Dataset records =>
↓

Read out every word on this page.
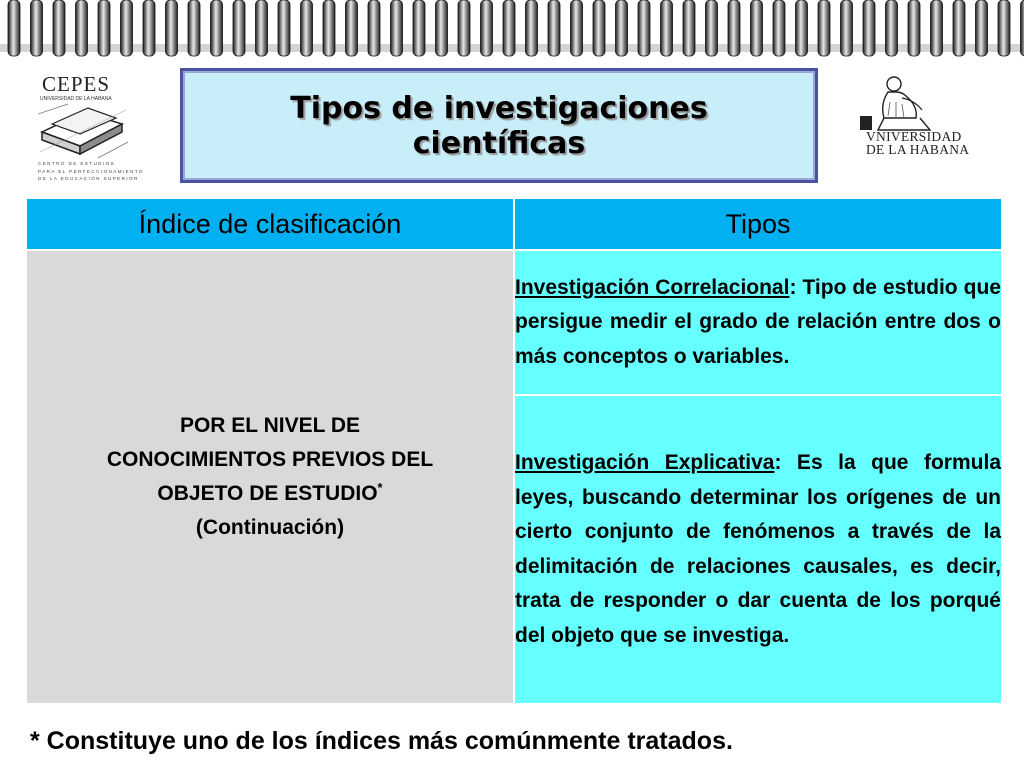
CEPES
UNIVERSIDAD DE LA HABANA
CENTRO DE ESTUDIOS
PARA EL PERFECCIONAMIENTO
DE LA EDUCACIÓN SUPERIOR
Tipos de investigaciones
científicas	VNIVERSIDAD
DE LA HABANA
Índice de clasificación	Tipos

POR EL NIVEL DE
CONOCIMIENTOS PREVIOS DEL
OBJETO DE ESTUDIO*
(Continuación)	Investigación Correlacional: Tipo de estudio que persigue medir el grado de relación entre dos o más conceptos o variables.
	Investigación Explicativa: Es la que formula leyes, buscando determinar los orígenes de un cierto conjunto de fenómenos a través de la delimitación de relaciones causales, es decir, trata de responder o dar cuenta de los porqué del objeto que se investiga.
* Constituye uno de los índices más comúnmente tratados.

↑

Task instructions => Match on "HABANA": copy every line in the records that has it.

Final answer =>
UNIVERSIDAD DE LA HABANA
DE LA HABANA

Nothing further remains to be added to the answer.